◆ Requirement: Copy out all of the material exactly.

◆ Given records:
** START **

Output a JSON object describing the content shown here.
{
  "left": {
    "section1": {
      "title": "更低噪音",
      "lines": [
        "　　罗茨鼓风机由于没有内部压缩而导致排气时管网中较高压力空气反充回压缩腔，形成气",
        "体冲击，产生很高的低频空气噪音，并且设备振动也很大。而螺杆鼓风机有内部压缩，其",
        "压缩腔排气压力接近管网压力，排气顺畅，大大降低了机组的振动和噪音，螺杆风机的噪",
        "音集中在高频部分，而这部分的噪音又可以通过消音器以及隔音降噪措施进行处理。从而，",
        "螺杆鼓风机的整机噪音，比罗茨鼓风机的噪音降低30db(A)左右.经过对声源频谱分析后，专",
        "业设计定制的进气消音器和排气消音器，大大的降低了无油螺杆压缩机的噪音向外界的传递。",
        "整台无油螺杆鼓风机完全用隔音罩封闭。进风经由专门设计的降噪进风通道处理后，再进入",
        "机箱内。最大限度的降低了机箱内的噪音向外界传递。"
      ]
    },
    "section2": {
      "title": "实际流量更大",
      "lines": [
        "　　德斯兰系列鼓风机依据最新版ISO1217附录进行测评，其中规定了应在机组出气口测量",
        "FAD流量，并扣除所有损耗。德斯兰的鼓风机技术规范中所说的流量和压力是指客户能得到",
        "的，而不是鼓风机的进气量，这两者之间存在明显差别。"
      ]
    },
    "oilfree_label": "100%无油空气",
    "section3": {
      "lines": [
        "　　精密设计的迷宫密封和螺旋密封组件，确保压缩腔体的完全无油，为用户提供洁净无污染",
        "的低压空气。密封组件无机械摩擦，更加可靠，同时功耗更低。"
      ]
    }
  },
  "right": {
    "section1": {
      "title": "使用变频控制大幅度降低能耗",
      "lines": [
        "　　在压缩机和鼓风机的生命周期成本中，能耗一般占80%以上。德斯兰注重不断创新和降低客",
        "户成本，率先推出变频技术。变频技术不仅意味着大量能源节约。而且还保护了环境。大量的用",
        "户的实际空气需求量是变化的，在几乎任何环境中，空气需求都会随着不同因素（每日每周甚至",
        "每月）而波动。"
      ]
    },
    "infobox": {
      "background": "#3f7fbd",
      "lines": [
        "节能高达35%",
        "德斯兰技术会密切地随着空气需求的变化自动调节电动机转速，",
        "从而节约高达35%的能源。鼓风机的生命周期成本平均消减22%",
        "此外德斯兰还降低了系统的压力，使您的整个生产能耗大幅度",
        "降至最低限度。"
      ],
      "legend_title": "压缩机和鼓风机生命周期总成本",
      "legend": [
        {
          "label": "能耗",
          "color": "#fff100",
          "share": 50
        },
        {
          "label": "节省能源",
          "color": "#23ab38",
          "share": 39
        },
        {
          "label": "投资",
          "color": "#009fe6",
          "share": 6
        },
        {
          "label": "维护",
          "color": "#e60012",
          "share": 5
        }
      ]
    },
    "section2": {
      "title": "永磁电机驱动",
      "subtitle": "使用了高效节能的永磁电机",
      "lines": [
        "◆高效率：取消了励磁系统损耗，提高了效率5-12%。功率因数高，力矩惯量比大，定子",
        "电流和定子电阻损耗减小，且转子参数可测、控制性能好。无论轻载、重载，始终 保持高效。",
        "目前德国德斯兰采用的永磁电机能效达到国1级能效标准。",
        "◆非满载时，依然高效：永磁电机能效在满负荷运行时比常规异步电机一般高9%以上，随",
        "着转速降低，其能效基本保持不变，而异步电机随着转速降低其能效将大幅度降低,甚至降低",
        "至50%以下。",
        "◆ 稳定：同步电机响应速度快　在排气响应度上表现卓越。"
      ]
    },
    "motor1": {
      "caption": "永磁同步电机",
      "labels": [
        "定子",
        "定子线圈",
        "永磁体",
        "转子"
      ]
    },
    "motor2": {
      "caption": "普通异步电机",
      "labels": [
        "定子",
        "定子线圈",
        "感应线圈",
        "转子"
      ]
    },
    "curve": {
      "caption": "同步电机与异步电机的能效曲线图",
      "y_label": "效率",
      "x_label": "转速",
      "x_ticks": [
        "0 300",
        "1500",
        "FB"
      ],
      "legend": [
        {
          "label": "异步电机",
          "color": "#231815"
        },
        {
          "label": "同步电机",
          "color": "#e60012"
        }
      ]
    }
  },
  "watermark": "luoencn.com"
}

** END **

◆ Complete output:
Output a JSON object describing the content shown here.
{
  "left": {
    "section1": {
      "title": "更低噪音",
      "lines": [
        "　　罗茨鼓风机由于没有内部压缩而导致排气时管网中较高压力空气反充回压缩腔，形成气",
        "体冲击，产生很高的低频空气噪音，并且设备振动也很大。而螺杆鼓风机有内部压缩，其",
        "压缩腔排气压力接近管网压力，排气顺畅，大大降低了机组的振动和噪音，螺杆风机的噪",
        "音集中在高频部分，而这部分的噪音又可以通过消音器以及隔音降噪措施进行处理。从而，",
        "螺杆鼓风机的整机噪音，比罗茨鼓风机的噪音降低30db(A)左右.经过对声源频谱分析后，专",
        "业设计定制的进气消音器和排气消音器，大大的降低了无油螺杆压缩机的噪音向外界的传递。",
        "整台无油螺杆鼓风机完全用隔音罩封闭。进风经由专门设计的降噪进风通道处理后，再进入",
        "机箱内。最大限度的降低了机箱内的噪音向外界传递。"
      ]
    },
    "section2": {
      "title": "实际流量更大",
      "lines": [
        "　　德斯兰系列鼓风机依据最新版ISO1217附录进行测评，其中规定了应在机组出气口测量",
        "FAD流量，并扣除所有损耗。德斯兰的鼓风机技术规范中所说的流量和压力是指客户能得到",
        "的，而不是鼓风机的进气量，这两者之间存在明显差别。"
      ]
    },
    "oilfree_label": "100%无油空气",
    "section3": {
      "lines": [
        "　　精密设计的迷宫密封和螺旋密封组件，确保压缩腔体的完全无油，为用户提供洁净无污染",
        "的低压空气。密封组件无机械摩擦，更加可靠，同时功耗更低。"
      ]
    }
  },
  "right": {
    "section1": {
      "title": "使用变频控制大幅度降低能耗",
      "lines": [
        "　　在压缩机和鼓风机的生命周期成本中，能耗一般占80%以上。德斯兰注重不断创新和降低客",
        "户成本，率先推出变频技术。变频技术不仅意味着大量能源节约。而且还保护了环境。大量的用",
        "户的实际空气需求量是变化的，在几乎任何环境中，空气需求都会随着不同因素（每日每周甚至",
        "每月）而波动。"
      ]
    },
    "infobox": {
      "background": "#3f7fbd",
      "lines": [
        "节能高达35%",
        "德斯兰技术会密切地随着空气需求的变化自动调节电动机转速，",
        "从而节约高达35%的能源。鼓风机的生命周期成本平均消减22%",
        "此外德斯兰还降低了系统的压力，使您的整个生产能耗大幅度",
        "降至最低限度。"
      ],
      "legend_title": "压缩机和鼓风机生命周期总成本",
      "legend": [
        {
          "label": "能耗",
          "color": "#fff100",
          "share": 50
        },
        {
          "label": "节省能源",
          "color": "#23ab38",
          "share": 39
        },
        {
          "label": "投资",
          "color": "#009fe6",
          "share": 6
        },
        {
          "label": "维护",
          "color": "#e60012",
          "share": 5
        }
      ]
    },
    "section2": {
      "title": "永磁电机驱动",
      "subtitle": "使用了高效节能的永磁电机",
      "lines": [
        "◆高效率：取消了励磁系统损耗，提高了效率5-12%。功率因数高，力矩惯量比大，定子",
        "电流和定子电阻损耗减小，且转子参数可测、控制性能好。无论轻载、重载，始终 保持高效。",
        "目前德国德斯兰采用的永磁电机能效达到国1级能效标准。",
        "◆非满载时，依然高效：永磁电机能效在满负荷运行时比常规异步电机一般高9%以上，随",
        "着转速降低，其能效基本保持不变，而异步电机随着转速降低其能效将大幅度降低,甚至降低",
        "至50%以下。",
        "◆ 稳定：同步电机响应速度快　在排气响应度上表现卓越。"
      ]
    },
    "motor1": {
      "caption": "永磁同步电机",
      "labels": [
        "定子",
        "定子线圈",
        "永磁体",
        "转子"
      ]
    },
    "motor2": {
      "caption": "普通异步电机",
      "labels": [
        "定子",
        "定子线圈",
        "感应线圈",
        "转子"
      ]
    },
    "curve": {
      "caption": "同步电机与异步电机的能效曲线图",
      "y_label": "效率",
      "x_label": "转速",
      "x_ticks": [
        "0 300",
        "1500",
        "FB"
      ],
      "legend": [
        {
          "label": "异步电机",
          "color": "#231815"
        },
        {
          "label": "同步电机",
          "color": "#e60012"
        }
      ]
    }
  },
  "watermark": "luoencn.com"
}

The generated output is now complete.